==== Data extract ====

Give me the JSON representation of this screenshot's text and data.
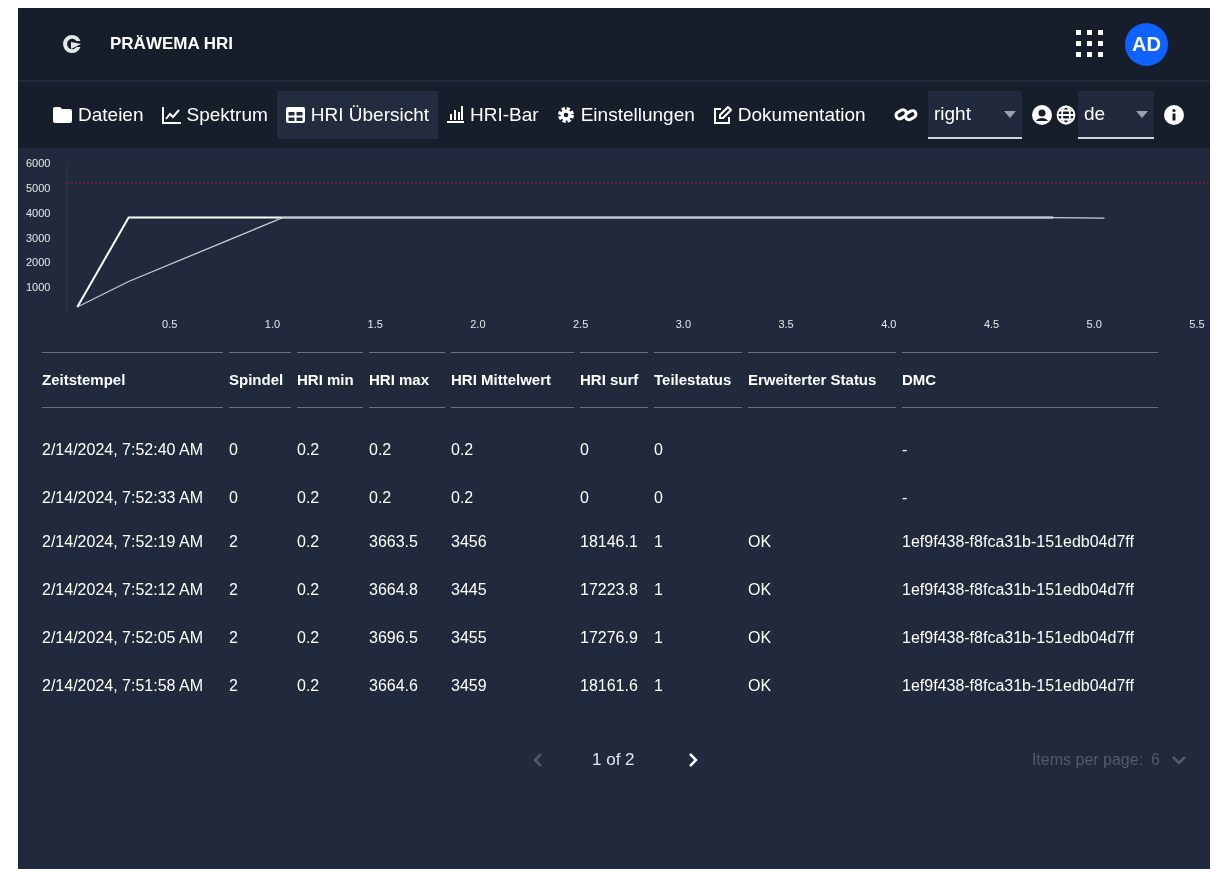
{
  "app": {
    "title": "PRÄWEMA HRI",
    "avatar": "AD"
  },
  "nav": {
    "tabs": [
      {
        "label": "Dateien",
        "selected": false
      },
      {
        "label": "Spektrum",
        "selected": false
      },
      {
        "label": "HRI Übersicht",
        "selected": true
      },
      {
        "label": "HRI-Bar",
        "selected": false
      },
      {
        "label": "Einstellungen",
        "selected": false
      },
      {
        "label": "Dokumentation",
        "selected": false
      }
    ],
    "side_select": {
      "value": "right"
    },
    "language_select": {
      "value": "de"
    }
  },
  "chart_data": {
    "type": "line",
    "x": [
      0.05,
      0.3,
      1.05,
      4.8,
      5.05
    ],
    "xlim": [
      0,
      5.5
    ],
    "ylim": [
      0,
      6000
    ],
    "xticks": [
      {
        "value": 0.5,
        "label": "0.5"
      },
      {
        "value": 1,
        "label": "1.0"
      },
      {
        "value": 1.5,
        "label": "1.5"
      },
      {
        "value": 2,
        "label": "2.0"
      },
      {
        "value": 2.5,
        "label": "2.5"
      },
      {
        "value": 3,
        "label": "3.0"
      },
      {
        "value": 3.5,
        "label": "3.5"
      },
      {
        "value": 4,
        "label": "4.0"
      },
      {
        "value": 4.5,
        "label": "4.5"
      },
      {
        "value": 5,
        "label": "5.0"
      },
      {
        "value": 5.5,
        "label": "5.5"
      }
    ],
    "yticks": [
      1000,
      2000,
      3000,
      4000,
      5000,
      6000
    ],
    "series": [
      {
        "color": "#ffffff",
        "values": [
          200,
          3800,
          3800,
          3800,
          null
        ]
      },
      {
        "color": "#c8ccd4",
        "values": [
          200,
          1230,
          3800,
          3800,
          3780
        ]
      }
    ],
    "ref_lines": [
      {
        "axis": "y",
        "value": 5200,
        "color": "#b91c1c"
      }
    ]
  },
  "table": {
    "columns": [
      "Zeitstempel",
      "Spindel",
      "HRI min",
      "HRI max",
      "HRI Mittelwert",
      "HRI surf",
      "Teilestatus",
      "Erweiterter Status",
      "DMC"
    ],
    "rows": [
      [
        "2/14/2024, 7:52:40 AM",
        "0",
        "0.2",
        "0.2",
        "0.2",
        "0",
        "0",
        "",
        "-"
      ],
      [
        "2/14/2024, 7:52:33 AM",
        "0",
        "0.2",
        "0.2",
        "0.2",
        "0",
        "0",
        "",
        "-"
      ],
      [
        "2/14/2024, 7:52:19 AM",
        "2",
        "0.2",
        "3663.5",
        "3456",
        "18146.1",
        "1",
        "OK",
        "1ef9f438-f8fca31b-151edb04d7ff"
      ],
      [
        "2/14/2024, 7:52:12 AM",
        "2",
        "0.2",
        "3664.8",
        "3445",
        "17223.8",
        "1",
        "OK",
        "1ef9f438-f8fca31b-151edb04d7ff"
      ],
      [
        "2/14/2024, 7:52:05 AM",
        "2",
        "0.2",
        "3696.5",
        "3455",
        "17276.9",
        "1",
        "OK",
        "1ef9f438-f8fca31b-151edb04d7ff"
      ],
      [
        "2/14/2024, 7:51:58 AM",
        "2",
        "0.2",
        "3664.6",
        "3459",
        "18161.6",
        "1",
        "OK",
        "1ef9f438-f8fca31b-151edb04d7ff"
      ]
    ]
  },
  "pagination": {
    "page": "1 of 2",
    "previous_disabled": true,
    "next_disabled": false,
    "items_per_page_label": "Items per page:",
    "items_per_page": "6"
  }
}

====

Your goal → Copy all the data exactly as written, but skip any picture.

Exercise solution →
Give me the JSON representation of this screenshot's text and data.
{
  "app": {
    "title": "PRÄWEMA HRI",
    "avatar": "AD"
  },
  "nav": {
    "tabs": [
      {
        "label": "Dateien",
        "selected": false
      },
      {
        "label": "Spektrum",
        "selected": false
      },
      {
        "label": "HRI Übersicht",
        "selected": true
      },
      {
        "label": "HRI-Bar",
        "selected": false
      },
      {
        "label": "Einstellungen",
        "selected": false
      },
      {
        "label": "Dokumentation",
        "selected": false
      }
    ],
    "side_select": {
      "value": "right"
    },
    "language_select": {
      "value": "de"
    }
  },
  "chart_data": {
    "type": "line",
    "x": [
      0.05,
      0.3,
      1.05,
      4.8,
      5.05
    ],
    "xlim": [
      0,
      5.5
    ],
    "ylim": [
      0,
      6000
    ],
    "xticks": [
      {
        "value": 0.5,
        "label": "0.5"
      },
      {
        "value": 1,
        "label": "1.0"
      },
      {
        "value": 1.5,
        "label": "1.5"
      },
      {
        "value": 2,
        "label": "2.0"
      },
      {
        "value": 2.5,
        "label": "2.5"
      },
      {
        "value": 3,
        "label": "3.0"
      },
      {
        "value": 3.5,
        "label": "3.5"
      },
      {
        "value": 4,
        "label": "4.0"
      },
      {
        "value": 4.5,
        "label": "4.5"
      },
      {
        "value": 5,
        "label": "5.0"
      },
      {
        "value": 5.5,
        "label": "5.5"
      }
    ],
    "yticks": [
      1000,
      2000,
      3000,
      4000,
      5000,
      6000
    ],
    "series": [
      {
        "color": "#ffffff",
        "values": [
          200,
          3800,
          3800,
          3800,
          null
        ]
      },
      {
        "color": "#c8ccd4",
        "values": [
          200,
          1230,
          3800,
          3800,
          3780
        ]
      }
    ],
    "ref_lines": [
      {
        "axis": "y",
        "value": 5200,
        "color": "#b91c1c"
      }
    ]
  },
  "table": {
    "columns": [
      "Zeitstempel",
      "Spindel",
      "HRI min",
      "HRI max",
      "HRI Mittelwert",
      "HRI surf",
      "Teilestatus",
      "Erweiterter Status",
      "DMC"
    ],
    "rows": [
      [
        "2/14/2024, 7:52:40 AM",
        "0",
        "0.2",
        "0.2",
        "0.2",
        "0",
        "0",
        "",
        "-"
      ],
      [
        "2/14/2024, 7:52:33 AM",
        "0",
        "0.2",
        "0.2",
        "0.2",
        "0",
        "0",
        "",
        "-"
      ],
      [
        "2/14/2024, 7:52:19 AM",
        "2",
        "0.2",
        "3663.5",
        "3456",
        "18146.1",
        "1",
        "OK",
        "1ef9f438-f8fca31b-151edb04d7ff"
      ],
      [
        "2/14/2024, 7:52:12 AM",
        "2",
        "0.2",
        "3664.8",
        "3445",
        "17223.8",
        "1",
        "OK",
        "1ef9f438-f8fca31b-151edb04d7ff"
      ],
      [
        "2/14/2024, 7:52:05 AM",
        "2",
        "0.2",
        "3696.5",
        "3455",
        "17276.9",
        "1",
        "OK",
        "1ef9f438-f8fca31b-151edb04d7ff"
      ],
      [
        "2/14/2024, 7:51:58 AM",
        "2",
        "0.2",
        "3664.6",
        "3459",
        "18161.6",
        "1",
        "OK",
        "1ef9f438-f8fca31b-151edb04d7ff"
      ]
    ]
  },
  "pagination": {
    "page": "1 of 2",
    "previous_disabled": true,
    "next_disabled": false,
    "items_per_page_label": "Items per page:",
    "items_per_page": "6"
  }
}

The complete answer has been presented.